══ Material for the task ══

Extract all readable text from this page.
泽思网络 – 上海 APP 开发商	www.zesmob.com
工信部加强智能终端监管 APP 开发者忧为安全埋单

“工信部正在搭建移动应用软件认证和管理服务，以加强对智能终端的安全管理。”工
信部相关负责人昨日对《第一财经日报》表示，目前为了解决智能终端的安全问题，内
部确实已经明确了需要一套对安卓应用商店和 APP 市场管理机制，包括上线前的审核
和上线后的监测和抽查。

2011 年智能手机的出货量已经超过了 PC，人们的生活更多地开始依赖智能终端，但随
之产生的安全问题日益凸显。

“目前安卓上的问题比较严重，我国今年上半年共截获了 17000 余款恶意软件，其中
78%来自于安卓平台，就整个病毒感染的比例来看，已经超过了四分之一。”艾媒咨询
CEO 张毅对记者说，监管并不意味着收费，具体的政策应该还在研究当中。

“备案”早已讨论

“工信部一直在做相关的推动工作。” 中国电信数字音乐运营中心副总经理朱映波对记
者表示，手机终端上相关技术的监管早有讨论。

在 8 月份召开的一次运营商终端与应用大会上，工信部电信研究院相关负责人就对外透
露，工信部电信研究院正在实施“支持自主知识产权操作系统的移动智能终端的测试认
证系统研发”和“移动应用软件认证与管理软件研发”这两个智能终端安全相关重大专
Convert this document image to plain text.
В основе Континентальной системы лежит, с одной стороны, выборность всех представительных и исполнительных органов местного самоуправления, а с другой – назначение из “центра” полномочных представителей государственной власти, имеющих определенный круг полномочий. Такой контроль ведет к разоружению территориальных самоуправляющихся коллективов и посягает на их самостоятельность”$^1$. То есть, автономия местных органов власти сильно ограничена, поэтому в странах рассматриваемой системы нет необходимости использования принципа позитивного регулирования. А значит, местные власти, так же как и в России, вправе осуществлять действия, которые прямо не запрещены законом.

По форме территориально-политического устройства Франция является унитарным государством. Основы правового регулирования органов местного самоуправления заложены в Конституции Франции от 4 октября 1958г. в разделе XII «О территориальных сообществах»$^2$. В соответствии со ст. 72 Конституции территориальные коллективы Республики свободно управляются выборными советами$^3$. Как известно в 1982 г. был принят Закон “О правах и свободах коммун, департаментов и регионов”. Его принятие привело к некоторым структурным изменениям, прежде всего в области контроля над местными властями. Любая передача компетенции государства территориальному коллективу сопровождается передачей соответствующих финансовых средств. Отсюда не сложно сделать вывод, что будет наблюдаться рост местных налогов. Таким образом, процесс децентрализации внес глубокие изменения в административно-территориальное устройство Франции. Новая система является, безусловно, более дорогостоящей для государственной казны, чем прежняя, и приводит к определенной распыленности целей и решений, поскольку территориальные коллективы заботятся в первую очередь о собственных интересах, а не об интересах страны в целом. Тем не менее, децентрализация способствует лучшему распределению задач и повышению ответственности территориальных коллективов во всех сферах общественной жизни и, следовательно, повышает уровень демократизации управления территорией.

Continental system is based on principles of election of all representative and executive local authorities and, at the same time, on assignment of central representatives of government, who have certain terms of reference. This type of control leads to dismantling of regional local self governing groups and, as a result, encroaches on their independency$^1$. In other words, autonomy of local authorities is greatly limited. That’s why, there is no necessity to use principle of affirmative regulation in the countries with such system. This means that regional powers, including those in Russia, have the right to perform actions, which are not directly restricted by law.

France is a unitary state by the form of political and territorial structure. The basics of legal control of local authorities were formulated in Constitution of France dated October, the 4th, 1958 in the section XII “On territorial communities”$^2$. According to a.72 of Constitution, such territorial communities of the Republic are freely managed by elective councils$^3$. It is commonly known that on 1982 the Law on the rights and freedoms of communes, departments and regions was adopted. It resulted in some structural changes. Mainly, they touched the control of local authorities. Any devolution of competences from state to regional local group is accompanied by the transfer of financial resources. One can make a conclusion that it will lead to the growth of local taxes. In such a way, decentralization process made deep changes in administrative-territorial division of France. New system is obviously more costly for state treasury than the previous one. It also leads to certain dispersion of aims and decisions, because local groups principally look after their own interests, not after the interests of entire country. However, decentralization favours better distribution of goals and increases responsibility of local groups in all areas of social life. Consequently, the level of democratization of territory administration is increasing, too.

═══

Reproduce each entry from the records above, character for character.

Extract all readable text from this page.
泽思网络 – 上海 APP 开发商	www.zesmob.com
工信部加强智能终端监管 APP 开发者忧为安全埋单

“工信部正在搭建移动应用软件认证和管理服务，以加强对智能终端的安全管理。”工
信部相关负责人昨日对《第一财经日报》表示，目前为了解决智能终端的安全问题，内
部确实已经明确了需要一套对安卓应用商店和 APP 市场管理机制，包括上线前的审核
和上线后的监测和抽查。

2011 年智能手机的出货量已经超过了 PC，人们的生活更多地开始依赖智能终端，但随
之产生的安全问题日益凸显。

“目前安卓上的问题比较严重，我国今年上半年共截获了 17000 余款恶意软件，其中
78%来自于安卓平台，就整个病毒感染的比例来看，已经超过了四分之一。”艾媒咨询
CEO 张毅对记者说，监管并不意味着收费，具体的政策应该还在研究当中。

“备案”早已讨论

“工信部一直在做相关的推动工作。” 中国电信数字音乐运营中心副总经理朱映波对记
者表示，手机终端上相关技术的监管早有讨论。

在 8 月份召开的一次运营商终端与应用大会上，工信部电信研究院相关负责人就对外透
露，工信部电信研究院正在实施“支持自主知识产权操作系统的移动智能终端的测试认
证系统研发”和“移动应用软件认证与管理软件研发”这两个智能终端安全相关重大专
Convert this document image to plain text.
В основе Континентальной системы лежит, с одной стороны, выборность всех представительных и исполнительных органов местного самоуправления, а с другой – назначение из “центра” полномочных представителей государственной власти, имеющих определенный круг полномочий. Такой контроль ведет к разоружению территориальных самоуправляющихся коллективов и посягает на их самостоятельность”$^1$. То есть, автономия местных органов власти сильно ограничена, поэтому в странах рассматриваемой системы нет необходимости использования принципа позитивного регулирования. А значит, местные власти, так же как и в России, вправе осуществлять действия, которые прямо не запрещены законом.

По форме территориально-политического устройства Франция является унитарным государством. Основы правового регулирования органов местного самоуправления заложены в Конституции Франции от 4 октября 1958г. в разделе XII «О территориальных сообществах»$^2$. В соответствии со ст. 72 Конституции территориальные коллективы Республики свободно управляются выборными советами$^3$. Как известно в 1982 г. был принят Закон “О правах и свободах коммун, департаментов и регионов”. Его принятие привело к некоторым структурным изменениям, прежде всего в области контроля над местными властями. Любая передача компетенции государства территориальному коллективу сопровождается передачей соответствующих финансовых средств. Отсюда не сложно сделать вывод, что будет наблюдаться рост местных налогов. Таким образом, процесс децентрализации внес глубокие изменения в административно-территориальное устройство Франции. Новая система является, безусловно, более дорогостоящей для государственной казны, чем прежняя, и приводит к определенной распыленности целей и решений, поскольку территориальные коллективы заботятся в первую очередь о собственных интересах, а не об интересах страны в целом. Тем не менее, децентрализация способствует лучшему распределению задач и повышению ответственности территориальных коллективов во всех сферах общественной жизни и, следовательно, повышает уровень демократизации управления территорией.

Continental system is based on principles of election of all representative and executive local authorities and, at the same time, on assignment of central representatives of government, who have certain terms of reference. This type of control leads to dismantling of regional local self governing groups and, as a result, encroaches on their independency$^1$. In other words, autonomy of local authorities is greatly limited. That’s why, there is no necessity to use principle of affirmative regulation in the countries with such system. This means that regional powers, including those in Russia, have the right to perform actions, which are not directly restricted by law.

France is a unitary state by the form of political and territorial structure. The basics of legal control of local authorities were formulated in Constitution of France dated October, the 4th, 1958 in the section XII “On territorial communities”$^2$. According to a.72 of Constitution, such territorial communities of the Republic are freely managed by elective councils$^3$. It is commonly known that on 1982 the Law on the rights and freedoms of communes, departments and regions was adopted. It resulted in some structural changes. Mainly, they touched the control of local authorities. Any devolution of competences from state to regional local group is accompanied by the transfer of financial resources. One can make a conclusion that it will lead to the growth of local taxes. In such a way, decentralization process made deep changes in administrative-territorial division of France. New system is obviously more costly for state treasury than the previous one. It also leads to certain dispersion of aims and decisions, because local groups principally look after their own interests, not after the interests of entire country. However, decentralization favours better distribution of goals and increases responsibility of local groups in all areas of social life. Consequently, the level of democratization of territory administration is increasing, too.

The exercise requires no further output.